▸ **GIVEN TASK**: List each line in which the string "come" appears.
━━ GIVEN RECORDS ━━
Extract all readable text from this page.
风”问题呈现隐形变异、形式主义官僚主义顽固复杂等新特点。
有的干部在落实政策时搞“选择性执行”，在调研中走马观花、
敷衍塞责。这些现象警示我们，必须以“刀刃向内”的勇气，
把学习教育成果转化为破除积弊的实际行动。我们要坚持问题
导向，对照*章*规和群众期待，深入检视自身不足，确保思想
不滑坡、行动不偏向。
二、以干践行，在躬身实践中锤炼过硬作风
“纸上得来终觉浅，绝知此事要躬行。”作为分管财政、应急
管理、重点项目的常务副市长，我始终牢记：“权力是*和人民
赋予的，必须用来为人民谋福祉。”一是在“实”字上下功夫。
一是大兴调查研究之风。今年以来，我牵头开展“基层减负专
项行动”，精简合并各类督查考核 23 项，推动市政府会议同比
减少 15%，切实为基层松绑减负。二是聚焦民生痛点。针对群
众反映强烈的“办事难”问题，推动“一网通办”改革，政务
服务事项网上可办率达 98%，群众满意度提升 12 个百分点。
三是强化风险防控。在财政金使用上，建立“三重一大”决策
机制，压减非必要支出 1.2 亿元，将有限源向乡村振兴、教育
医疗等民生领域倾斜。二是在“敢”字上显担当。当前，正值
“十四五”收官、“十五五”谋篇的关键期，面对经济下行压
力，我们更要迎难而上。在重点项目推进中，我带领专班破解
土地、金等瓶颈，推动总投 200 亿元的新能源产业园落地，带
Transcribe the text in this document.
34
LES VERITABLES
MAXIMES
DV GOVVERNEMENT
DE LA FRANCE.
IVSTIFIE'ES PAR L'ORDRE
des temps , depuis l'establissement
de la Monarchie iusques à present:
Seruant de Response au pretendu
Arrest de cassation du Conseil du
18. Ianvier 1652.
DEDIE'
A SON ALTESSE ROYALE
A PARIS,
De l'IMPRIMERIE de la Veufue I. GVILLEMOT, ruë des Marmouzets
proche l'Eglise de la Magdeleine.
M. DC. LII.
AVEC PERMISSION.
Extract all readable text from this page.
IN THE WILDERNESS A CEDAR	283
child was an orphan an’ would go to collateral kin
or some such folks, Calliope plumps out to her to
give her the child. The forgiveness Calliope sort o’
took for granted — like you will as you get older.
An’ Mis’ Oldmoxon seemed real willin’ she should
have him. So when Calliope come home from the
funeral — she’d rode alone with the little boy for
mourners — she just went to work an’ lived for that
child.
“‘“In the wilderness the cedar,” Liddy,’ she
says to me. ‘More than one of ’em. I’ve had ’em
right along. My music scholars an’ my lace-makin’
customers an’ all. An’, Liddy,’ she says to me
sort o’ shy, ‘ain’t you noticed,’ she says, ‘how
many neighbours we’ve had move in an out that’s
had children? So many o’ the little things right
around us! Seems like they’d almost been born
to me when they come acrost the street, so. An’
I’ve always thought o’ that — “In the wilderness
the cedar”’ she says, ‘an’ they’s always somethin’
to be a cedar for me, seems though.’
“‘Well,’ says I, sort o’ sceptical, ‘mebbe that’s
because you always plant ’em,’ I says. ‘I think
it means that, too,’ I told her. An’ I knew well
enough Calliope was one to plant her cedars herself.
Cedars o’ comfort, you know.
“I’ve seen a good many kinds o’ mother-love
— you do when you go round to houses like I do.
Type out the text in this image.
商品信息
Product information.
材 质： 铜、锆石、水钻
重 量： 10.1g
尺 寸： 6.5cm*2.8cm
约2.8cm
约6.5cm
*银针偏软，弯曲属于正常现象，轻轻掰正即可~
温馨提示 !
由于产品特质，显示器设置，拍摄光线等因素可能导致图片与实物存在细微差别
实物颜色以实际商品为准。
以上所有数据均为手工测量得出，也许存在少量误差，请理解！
━━━
▸ **REPLY**:
have him. So when Calliope come home from the
to me when they come acrost the street, so. An’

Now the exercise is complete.